Quote word for word the stretch of the records from the line containing "List every element" through the end of the records, both ends included. Leave the pictures out of your answer.

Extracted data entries
++++++

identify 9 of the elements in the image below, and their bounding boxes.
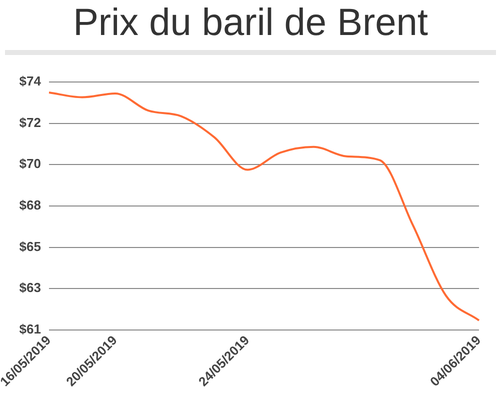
line-series: [48, 91, 480, 322]
y-tick-label: $74: [19, 74, 42, 89]
y-tick-label: $61: [19, 322, 42, 337]
y-tick-label: $70: [19, 156, 42, 172]
y-tick-label: $72: [19, 114, 42, 130]
chart-title: Prix du baril de Brent: [72, 2, 429, 45]
y-tick-label: $63: [19, 280, 42, 296]
y-tick-label: $65: [19, 238, 42, 254]
y-tick-label: $68: [19, 198, 42, 213]
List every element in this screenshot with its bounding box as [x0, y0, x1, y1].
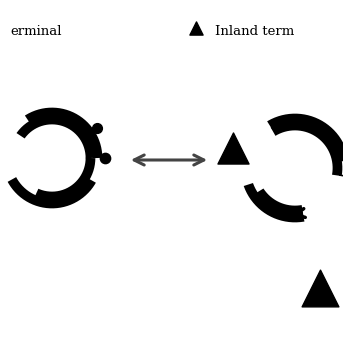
Point — [102, 155, 108, 161]
Point — [230, 145, 236, 151]
Text: erminal: erminal — [10, 25, 61, 38]
Point — [193, 25, 199, 31]
Point — [94, 125, 100, 131]
Text: Inland term: Inland term — [215, 25, 294, 38]
Point — [317, 285, 323, 291]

++++++

▸ Task solution:
List every element in this screenshot with its bounding box as [x0, y0, x1, y1].
Point — [102, 155, 108, 161]
Point — [230, 145, 236, 151]
Text: erminal: erminal — [10, 25, 61, 38]
Point — [193, 25, 199, 31]
Point — [94, 125, 100, 131]
Text: Inland term: Inland term — [215, 25, 294, 38]
Point — [317, 285, 323, 291]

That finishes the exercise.